* [WRITTEN REQUEST]
For each line of the data below that holds "text", copy the line.

* [MATERIAL FOR THIS EXERCISE]
_____
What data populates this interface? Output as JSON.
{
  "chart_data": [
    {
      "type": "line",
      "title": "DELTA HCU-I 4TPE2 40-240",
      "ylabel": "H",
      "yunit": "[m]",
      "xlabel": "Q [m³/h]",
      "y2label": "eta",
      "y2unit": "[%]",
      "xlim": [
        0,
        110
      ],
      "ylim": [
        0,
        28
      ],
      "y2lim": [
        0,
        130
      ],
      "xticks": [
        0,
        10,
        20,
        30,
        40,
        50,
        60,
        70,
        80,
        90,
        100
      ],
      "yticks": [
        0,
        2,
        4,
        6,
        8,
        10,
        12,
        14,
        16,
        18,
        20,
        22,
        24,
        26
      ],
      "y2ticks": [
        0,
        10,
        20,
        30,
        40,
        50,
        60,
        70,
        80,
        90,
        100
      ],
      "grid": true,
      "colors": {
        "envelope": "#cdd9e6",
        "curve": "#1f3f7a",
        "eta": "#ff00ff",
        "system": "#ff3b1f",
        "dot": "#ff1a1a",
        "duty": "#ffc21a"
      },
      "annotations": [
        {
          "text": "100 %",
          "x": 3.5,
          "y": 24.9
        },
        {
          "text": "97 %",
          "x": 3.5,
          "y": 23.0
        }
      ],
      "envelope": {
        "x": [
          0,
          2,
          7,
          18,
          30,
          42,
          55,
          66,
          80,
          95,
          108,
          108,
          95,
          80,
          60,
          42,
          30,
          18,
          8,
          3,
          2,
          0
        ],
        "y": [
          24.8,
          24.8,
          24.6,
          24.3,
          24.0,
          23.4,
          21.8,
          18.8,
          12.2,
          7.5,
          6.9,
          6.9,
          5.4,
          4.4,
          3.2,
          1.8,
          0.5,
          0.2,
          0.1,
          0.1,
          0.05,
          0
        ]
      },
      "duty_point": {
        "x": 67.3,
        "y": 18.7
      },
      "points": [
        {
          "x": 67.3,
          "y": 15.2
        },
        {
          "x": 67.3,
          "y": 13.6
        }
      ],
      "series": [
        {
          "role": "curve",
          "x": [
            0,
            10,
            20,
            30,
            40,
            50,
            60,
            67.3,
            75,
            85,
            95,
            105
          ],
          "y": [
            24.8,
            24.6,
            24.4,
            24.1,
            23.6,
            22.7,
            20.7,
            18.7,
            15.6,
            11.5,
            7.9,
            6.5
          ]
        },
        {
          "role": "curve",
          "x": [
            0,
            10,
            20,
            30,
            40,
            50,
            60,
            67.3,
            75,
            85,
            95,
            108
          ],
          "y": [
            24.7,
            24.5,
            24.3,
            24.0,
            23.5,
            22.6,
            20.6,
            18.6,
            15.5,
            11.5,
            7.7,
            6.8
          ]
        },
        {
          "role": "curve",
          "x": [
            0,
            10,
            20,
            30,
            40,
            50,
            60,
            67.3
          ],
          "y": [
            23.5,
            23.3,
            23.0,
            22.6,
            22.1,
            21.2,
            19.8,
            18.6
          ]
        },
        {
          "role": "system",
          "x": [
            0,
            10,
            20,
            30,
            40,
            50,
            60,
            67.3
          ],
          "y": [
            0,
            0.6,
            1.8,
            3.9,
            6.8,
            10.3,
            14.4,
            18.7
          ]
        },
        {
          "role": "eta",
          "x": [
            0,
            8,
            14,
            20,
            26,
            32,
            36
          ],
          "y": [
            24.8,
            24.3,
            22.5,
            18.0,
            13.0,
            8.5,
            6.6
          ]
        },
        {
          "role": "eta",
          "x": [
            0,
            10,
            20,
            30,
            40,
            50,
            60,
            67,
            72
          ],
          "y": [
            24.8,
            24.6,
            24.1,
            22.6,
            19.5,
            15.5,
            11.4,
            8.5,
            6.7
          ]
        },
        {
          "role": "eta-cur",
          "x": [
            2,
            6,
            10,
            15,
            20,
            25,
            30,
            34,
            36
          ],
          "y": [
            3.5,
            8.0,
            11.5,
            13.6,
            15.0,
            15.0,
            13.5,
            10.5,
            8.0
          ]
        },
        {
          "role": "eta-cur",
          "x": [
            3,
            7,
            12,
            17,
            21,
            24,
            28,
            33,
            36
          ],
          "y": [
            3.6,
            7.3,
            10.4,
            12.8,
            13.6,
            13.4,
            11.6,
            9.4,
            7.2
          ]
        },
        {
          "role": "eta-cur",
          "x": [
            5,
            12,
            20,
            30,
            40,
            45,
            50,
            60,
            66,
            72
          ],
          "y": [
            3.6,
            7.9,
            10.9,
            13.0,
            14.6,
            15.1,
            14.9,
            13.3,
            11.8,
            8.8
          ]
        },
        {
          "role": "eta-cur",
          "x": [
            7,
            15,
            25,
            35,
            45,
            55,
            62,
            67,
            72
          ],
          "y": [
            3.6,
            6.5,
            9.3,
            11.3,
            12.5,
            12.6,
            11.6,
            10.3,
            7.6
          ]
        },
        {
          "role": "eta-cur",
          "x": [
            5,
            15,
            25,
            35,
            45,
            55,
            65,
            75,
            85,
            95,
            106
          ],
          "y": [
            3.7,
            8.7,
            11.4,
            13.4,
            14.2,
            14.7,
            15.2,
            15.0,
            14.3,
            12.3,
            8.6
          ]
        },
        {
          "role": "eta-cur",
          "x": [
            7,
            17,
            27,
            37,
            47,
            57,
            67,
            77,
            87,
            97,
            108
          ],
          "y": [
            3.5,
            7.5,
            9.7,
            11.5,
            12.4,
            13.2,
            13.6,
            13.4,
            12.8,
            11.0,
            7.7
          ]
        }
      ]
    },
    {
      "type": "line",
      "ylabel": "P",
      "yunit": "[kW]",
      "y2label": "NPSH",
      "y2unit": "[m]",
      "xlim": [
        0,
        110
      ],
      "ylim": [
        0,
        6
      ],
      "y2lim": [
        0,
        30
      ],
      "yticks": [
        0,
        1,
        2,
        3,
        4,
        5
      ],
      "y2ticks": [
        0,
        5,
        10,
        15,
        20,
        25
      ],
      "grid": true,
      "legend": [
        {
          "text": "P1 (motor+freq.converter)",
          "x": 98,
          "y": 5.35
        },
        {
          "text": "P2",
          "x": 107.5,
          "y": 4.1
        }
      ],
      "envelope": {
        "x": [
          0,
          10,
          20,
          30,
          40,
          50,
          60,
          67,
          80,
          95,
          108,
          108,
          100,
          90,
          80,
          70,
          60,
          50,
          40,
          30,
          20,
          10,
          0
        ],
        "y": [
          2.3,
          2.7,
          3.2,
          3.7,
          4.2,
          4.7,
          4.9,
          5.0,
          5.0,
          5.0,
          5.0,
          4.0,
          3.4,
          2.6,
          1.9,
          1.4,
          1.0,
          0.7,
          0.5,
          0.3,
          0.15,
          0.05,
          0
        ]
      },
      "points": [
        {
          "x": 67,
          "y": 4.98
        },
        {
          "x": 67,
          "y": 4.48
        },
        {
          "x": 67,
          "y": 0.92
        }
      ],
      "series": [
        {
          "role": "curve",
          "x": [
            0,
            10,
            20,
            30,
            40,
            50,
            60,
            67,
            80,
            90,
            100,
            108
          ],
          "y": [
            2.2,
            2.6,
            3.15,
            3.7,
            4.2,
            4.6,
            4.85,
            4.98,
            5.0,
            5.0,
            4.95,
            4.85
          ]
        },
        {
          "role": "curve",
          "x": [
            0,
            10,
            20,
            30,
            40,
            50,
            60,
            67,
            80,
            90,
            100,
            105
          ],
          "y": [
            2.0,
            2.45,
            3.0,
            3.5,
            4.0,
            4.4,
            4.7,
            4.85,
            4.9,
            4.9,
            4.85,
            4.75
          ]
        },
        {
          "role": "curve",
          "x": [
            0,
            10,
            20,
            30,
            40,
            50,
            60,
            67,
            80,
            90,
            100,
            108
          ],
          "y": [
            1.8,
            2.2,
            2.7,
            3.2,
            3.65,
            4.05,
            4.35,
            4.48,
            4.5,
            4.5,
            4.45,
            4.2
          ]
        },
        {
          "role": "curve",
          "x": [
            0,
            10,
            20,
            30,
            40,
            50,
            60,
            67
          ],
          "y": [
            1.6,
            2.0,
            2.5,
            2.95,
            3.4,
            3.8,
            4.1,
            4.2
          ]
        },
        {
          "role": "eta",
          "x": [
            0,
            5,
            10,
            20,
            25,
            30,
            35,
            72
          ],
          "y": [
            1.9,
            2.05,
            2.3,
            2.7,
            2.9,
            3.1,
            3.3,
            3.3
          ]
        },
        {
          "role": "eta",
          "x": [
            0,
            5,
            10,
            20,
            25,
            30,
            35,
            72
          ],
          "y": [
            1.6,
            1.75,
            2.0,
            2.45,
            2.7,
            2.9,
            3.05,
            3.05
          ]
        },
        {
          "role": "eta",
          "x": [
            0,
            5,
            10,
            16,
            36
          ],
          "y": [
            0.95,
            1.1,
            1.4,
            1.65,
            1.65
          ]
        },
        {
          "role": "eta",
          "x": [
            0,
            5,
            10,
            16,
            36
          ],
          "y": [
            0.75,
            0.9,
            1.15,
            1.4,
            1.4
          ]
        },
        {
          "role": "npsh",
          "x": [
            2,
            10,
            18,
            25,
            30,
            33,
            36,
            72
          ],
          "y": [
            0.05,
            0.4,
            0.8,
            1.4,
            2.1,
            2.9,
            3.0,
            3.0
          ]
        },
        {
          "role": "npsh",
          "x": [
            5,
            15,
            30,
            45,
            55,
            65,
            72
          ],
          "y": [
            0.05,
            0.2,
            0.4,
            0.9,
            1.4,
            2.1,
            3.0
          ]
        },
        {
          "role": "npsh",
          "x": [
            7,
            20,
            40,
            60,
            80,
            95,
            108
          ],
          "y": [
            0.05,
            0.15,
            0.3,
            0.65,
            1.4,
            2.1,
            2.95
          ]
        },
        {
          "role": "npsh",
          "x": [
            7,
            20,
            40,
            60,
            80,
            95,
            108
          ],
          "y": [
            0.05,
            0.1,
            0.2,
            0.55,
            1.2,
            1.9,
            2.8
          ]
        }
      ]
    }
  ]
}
_____
* [REPLY TO THE TASK]
          "text": "100 %",
          "text": "97 %",
          "text": "P1 (motor+freq.converter)",
          "text": "P2",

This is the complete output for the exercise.